Stated goal:
Show every line that has the string "arcsec" in it.

Data:
• • • • •

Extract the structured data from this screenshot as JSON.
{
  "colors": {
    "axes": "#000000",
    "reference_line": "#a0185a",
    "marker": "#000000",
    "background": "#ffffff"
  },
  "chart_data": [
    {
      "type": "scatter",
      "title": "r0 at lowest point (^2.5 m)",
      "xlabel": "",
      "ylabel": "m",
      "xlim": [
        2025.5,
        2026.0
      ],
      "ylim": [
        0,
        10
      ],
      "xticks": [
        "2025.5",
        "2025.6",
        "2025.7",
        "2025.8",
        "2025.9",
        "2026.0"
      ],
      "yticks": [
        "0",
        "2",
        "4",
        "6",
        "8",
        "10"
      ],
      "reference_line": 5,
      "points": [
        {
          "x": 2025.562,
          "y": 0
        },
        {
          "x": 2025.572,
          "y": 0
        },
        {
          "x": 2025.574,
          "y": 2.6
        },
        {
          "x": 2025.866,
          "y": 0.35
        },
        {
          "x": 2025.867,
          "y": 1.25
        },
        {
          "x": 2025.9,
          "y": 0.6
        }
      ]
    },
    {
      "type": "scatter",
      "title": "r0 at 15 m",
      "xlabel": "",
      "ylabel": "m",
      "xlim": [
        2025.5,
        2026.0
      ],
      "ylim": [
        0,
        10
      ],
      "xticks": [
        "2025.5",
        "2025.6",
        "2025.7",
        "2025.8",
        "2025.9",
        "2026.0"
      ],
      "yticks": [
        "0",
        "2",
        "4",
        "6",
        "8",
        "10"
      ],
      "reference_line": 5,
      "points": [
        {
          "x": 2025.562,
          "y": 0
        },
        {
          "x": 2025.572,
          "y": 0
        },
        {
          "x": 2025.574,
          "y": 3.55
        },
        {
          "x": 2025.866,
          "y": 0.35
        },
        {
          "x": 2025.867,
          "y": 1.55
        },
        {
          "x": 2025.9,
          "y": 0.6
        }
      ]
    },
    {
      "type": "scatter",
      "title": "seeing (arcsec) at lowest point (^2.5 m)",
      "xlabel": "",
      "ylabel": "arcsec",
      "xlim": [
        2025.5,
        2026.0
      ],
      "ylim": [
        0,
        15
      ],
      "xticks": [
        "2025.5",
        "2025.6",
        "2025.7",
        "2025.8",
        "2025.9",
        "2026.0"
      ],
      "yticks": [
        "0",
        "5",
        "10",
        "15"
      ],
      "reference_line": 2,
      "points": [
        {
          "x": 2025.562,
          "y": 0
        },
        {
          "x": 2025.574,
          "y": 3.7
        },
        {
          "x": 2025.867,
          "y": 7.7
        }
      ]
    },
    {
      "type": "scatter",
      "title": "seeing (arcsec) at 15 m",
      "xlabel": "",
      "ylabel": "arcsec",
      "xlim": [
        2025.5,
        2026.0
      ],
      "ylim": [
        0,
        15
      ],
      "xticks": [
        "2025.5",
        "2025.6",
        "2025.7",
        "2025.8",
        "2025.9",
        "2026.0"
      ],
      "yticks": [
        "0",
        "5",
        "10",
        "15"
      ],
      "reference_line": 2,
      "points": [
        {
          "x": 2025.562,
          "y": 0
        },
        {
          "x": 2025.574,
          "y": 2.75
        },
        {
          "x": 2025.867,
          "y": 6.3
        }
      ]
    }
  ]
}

• • • • •

Solution to the exercise:
      "title": "seeing (arcsec) at lowest point (^2.5 m)",
      "ylabel": "arcsec",
      "title": "seeing (arcsec) at 15 m",
      "ylabel": "arcsec",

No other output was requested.